THE REQUEST -
Give the number of lines containing the word "this" and nothing more.

DATASET ENTRIES -
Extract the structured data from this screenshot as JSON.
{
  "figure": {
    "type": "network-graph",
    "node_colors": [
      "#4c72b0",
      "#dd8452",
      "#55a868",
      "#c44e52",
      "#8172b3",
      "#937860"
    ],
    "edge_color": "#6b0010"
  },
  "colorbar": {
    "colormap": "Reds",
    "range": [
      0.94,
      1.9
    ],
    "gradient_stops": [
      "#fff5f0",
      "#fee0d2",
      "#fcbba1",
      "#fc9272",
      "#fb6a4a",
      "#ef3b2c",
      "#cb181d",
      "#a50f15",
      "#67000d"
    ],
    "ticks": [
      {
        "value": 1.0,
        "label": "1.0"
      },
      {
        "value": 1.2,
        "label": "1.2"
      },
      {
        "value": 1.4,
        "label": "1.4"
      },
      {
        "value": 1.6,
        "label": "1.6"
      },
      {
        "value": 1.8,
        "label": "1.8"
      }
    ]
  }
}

--

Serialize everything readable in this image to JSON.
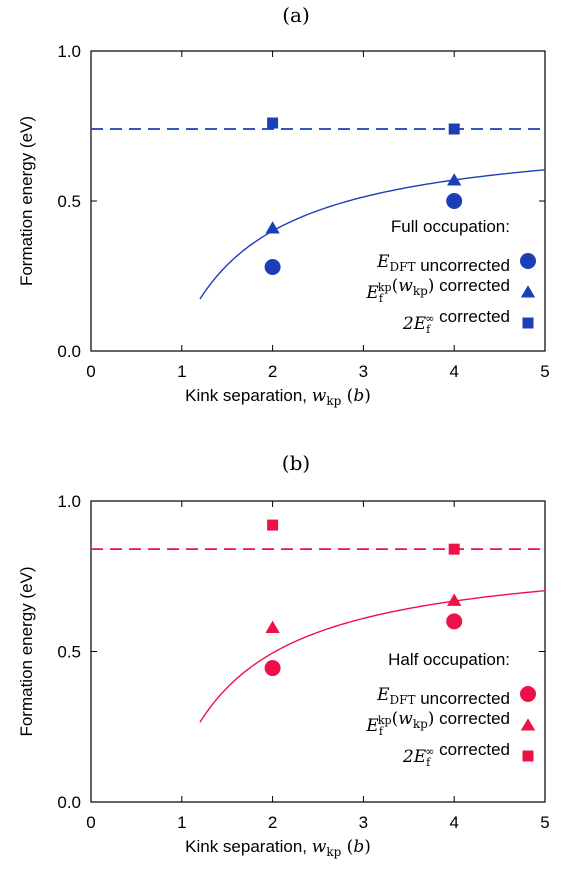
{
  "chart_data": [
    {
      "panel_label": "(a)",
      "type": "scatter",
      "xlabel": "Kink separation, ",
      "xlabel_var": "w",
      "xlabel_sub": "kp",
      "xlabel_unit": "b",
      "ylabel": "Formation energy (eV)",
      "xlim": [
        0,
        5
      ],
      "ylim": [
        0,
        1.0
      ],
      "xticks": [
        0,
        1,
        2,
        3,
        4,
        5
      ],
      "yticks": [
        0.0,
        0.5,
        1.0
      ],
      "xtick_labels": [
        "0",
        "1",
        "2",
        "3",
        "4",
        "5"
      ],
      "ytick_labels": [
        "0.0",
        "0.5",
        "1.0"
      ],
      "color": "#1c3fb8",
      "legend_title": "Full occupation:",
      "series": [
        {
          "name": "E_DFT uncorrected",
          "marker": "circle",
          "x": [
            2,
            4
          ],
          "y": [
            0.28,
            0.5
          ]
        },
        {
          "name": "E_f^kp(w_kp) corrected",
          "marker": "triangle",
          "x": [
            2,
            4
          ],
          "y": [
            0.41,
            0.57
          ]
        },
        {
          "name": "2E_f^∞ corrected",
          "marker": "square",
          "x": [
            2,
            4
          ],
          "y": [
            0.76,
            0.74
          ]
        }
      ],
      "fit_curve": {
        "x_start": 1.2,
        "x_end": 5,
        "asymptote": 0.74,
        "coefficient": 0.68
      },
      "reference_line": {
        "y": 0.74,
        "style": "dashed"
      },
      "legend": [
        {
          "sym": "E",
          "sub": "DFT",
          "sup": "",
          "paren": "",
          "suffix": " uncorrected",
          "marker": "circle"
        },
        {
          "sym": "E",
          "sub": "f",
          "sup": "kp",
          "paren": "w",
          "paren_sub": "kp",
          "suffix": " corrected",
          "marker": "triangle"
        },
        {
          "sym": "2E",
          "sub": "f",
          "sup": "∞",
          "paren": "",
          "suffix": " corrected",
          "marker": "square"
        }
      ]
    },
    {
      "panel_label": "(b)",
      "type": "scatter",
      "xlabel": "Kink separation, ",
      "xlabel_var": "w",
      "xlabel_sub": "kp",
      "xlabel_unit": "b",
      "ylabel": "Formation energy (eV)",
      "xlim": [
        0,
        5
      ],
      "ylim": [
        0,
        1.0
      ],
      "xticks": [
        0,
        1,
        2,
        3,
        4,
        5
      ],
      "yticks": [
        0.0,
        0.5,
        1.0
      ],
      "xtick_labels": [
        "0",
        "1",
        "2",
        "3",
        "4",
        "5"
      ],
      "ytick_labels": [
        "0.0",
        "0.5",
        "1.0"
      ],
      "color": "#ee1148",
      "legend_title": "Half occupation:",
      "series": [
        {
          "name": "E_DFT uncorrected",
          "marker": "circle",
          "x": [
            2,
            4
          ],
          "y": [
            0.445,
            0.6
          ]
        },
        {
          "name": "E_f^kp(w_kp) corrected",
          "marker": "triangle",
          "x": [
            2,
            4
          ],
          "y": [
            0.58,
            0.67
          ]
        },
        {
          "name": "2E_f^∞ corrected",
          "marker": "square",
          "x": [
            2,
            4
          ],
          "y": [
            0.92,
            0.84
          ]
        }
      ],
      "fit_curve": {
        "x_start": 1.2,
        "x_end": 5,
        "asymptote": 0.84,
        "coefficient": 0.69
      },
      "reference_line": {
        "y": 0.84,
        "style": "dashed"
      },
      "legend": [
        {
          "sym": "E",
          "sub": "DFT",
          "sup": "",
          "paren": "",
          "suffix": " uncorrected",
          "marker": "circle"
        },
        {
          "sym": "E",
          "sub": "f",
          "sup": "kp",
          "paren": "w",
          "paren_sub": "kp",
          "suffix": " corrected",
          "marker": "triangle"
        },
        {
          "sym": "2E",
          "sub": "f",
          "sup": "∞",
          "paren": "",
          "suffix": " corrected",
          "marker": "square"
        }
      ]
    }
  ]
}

WRITTEN SOLUTION -
2